DATA:
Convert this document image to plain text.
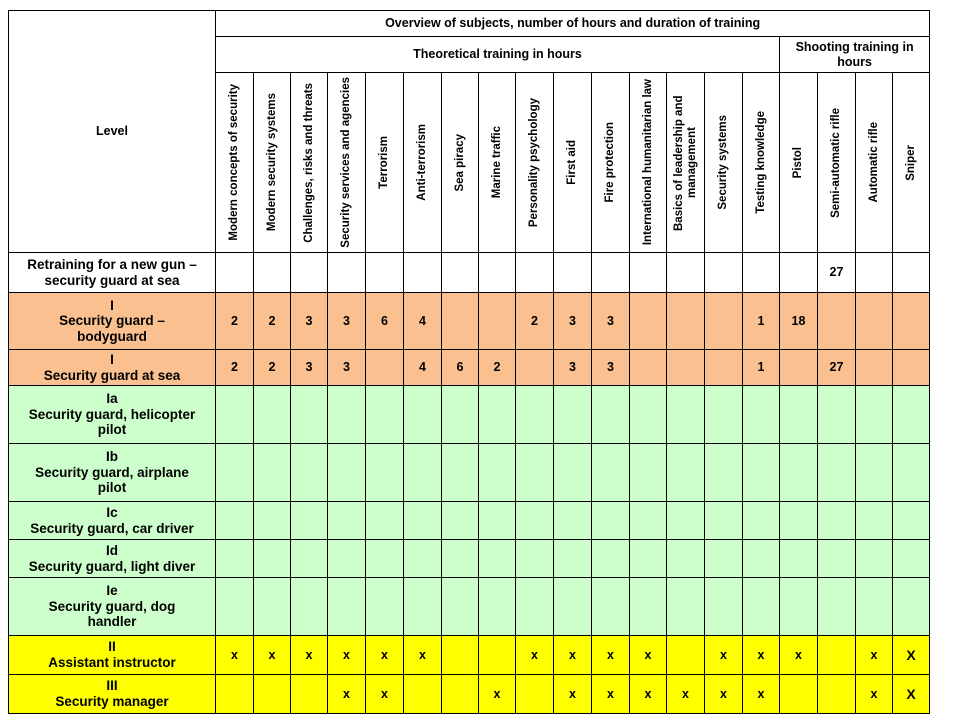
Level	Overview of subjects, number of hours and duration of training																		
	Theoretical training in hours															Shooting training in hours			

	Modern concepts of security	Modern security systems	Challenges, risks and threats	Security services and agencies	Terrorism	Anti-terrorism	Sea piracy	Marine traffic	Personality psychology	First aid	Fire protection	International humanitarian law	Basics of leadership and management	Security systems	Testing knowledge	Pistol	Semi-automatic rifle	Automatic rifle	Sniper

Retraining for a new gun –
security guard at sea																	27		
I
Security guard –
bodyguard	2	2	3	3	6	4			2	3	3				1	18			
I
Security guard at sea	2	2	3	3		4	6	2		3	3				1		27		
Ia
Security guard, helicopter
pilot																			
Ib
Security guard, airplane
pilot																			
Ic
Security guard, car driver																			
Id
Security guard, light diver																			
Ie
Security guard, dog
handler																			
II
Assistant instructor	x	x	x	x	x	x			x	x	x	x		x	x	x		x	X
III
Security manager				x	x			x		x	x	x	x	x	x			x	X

==

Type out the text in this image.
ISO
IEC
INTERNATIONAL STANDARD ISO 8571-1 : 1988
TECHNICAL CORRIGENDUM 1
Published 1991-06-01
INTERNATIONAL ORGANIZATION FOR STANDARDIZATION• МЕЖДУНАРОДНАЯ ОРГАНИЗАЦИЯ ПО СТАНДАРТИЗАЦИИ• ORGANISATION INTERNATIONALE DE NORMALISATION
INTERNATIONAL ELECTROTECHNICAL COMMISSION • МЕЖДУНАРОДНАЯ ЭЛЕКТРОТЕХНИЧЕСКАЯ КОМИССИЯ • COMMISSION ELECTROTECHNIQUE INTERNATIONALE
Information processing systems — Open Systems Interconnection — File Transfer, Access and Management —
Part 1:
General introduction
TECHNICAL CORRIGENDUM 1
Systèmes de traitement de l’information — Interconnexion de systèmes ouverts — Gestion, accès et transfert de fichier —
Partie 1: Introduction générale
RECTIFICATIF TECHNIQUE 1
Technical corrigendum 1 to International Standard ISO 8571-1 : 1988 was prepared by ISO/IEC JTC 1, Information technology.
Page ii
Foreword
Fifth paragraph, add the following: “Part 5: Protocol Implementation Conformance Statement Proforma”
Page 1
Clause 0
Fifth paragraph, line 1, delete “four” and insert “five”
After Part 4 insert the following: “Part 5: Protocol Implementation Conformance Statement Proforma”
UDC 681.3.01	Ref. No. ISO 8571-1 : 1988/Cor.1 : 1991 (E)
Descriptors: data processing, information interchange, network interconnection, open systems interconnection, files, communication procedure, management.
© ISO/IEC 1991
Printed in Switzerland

--

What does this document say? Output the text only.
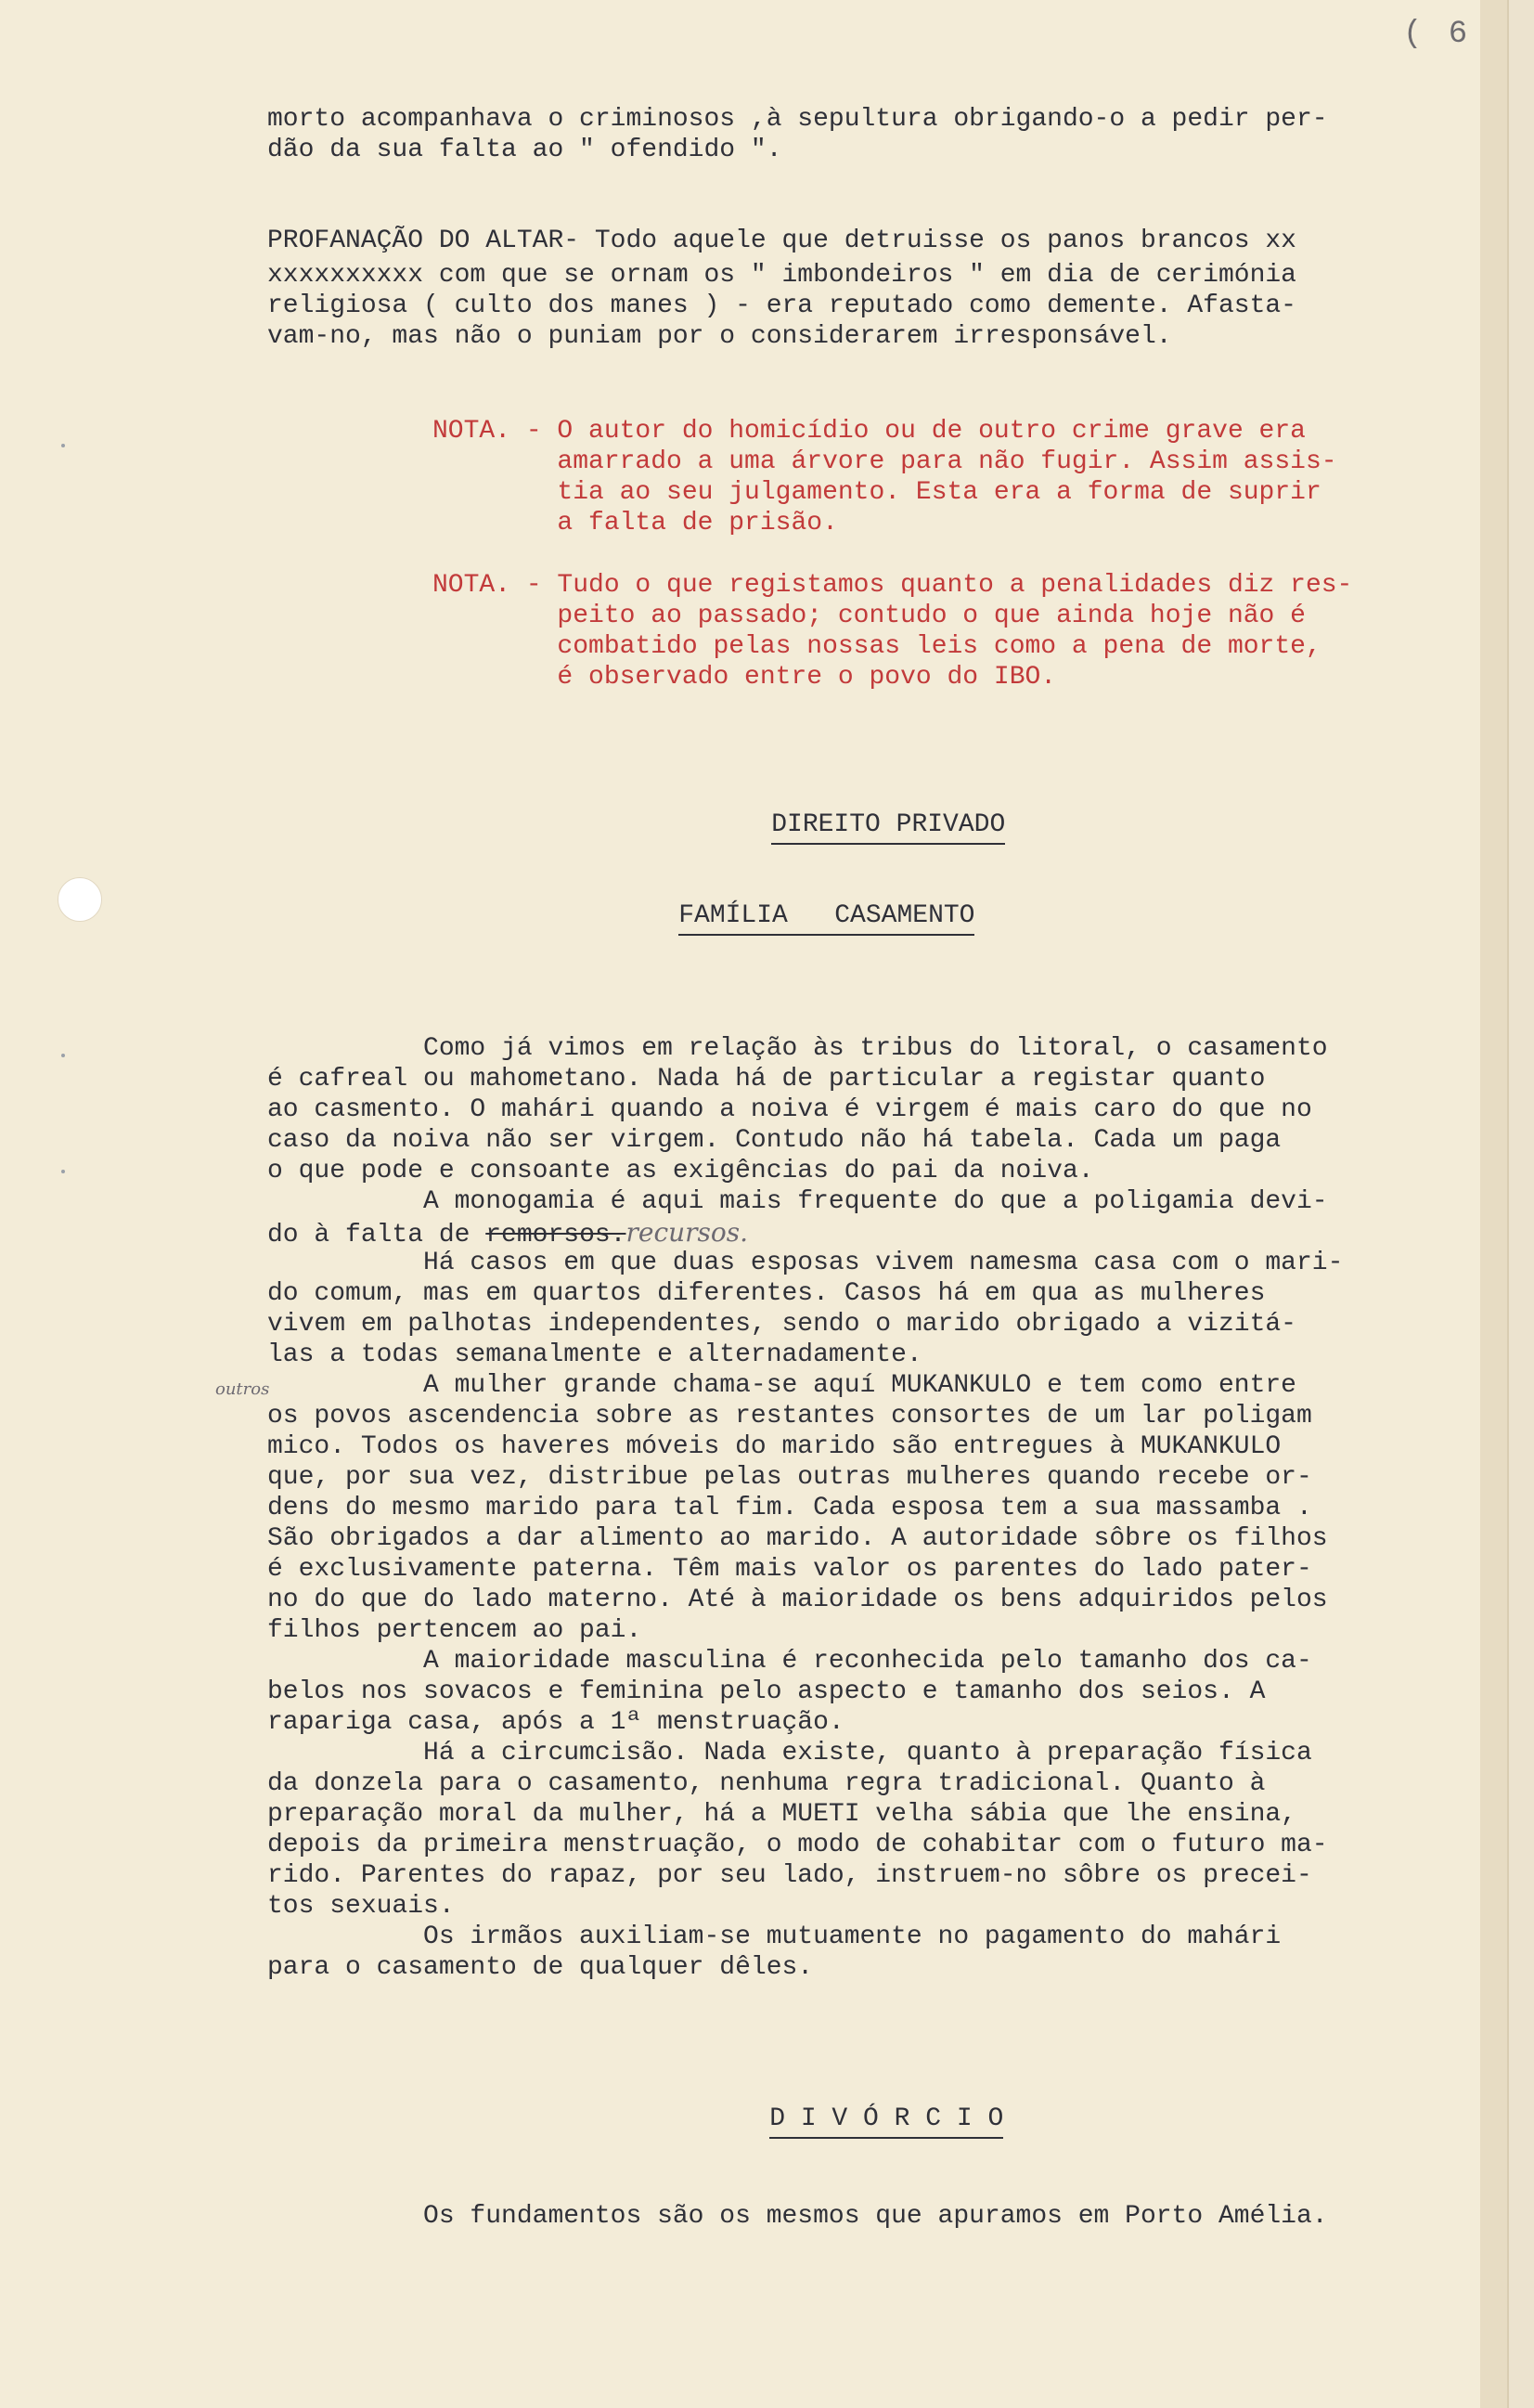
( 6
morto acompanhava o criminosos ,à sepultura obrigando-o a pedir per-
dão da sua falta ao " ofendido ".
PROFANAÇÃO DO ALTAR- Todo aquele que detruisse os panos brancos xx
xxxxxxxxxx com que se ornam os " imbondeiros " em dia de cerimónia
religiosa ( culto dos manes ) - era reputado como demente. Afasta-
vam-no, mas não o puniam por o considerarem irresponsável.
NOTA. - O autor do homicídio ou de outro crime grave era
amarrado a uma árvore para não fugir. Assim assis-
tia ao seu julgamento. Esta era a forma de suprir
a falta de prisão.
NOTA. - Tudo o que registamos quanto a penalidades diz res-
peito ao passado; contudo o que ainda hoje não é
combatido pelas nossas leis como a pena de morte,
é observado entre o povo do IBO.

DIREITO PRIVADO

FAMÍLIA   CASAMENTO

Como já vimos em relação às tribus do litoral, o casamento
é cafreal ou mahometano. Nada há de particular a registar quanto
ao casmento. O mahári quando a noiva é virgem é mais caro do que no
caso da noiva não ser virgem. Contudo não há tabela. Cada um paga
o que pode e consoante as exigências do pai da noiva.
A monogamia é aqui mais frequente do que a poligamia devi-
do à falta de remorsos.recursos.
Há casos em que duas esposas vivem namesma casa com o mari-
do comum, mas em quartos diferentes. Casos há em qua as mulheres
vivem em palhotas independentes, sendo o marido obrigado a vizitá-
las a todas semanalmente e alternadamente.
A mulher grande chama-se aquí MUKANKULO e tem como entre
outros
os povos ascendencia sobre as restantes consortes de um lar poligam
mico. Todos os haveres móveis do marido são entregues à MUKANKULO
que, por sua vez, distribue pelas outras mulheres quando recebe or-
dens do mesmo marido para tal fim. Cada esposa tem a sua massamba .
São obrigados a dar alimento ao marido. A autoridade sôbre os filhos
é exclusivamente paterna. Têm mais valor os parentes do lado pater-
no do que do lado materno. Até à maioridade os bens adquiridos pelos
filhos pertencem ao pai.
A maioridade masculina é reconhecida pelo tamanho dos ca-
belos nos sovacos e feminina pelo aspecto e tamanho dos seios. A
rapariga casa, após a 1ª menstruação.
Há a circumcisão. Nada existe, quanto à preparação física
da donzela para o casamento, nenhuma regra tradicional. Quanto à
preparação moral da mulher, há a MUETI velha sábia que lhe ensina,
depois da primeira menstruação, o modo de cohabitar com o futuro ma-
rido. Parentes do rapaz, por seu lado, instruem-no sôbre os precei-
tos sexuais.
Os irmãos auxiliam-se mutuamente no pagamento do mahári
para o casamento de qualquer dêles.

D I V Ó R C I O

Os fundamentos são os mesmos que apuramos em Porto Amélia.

REQUIREMENTS:
Among the lines of the listing, how many hold the string "following"? Respond with only the number.

THE RESULT:
2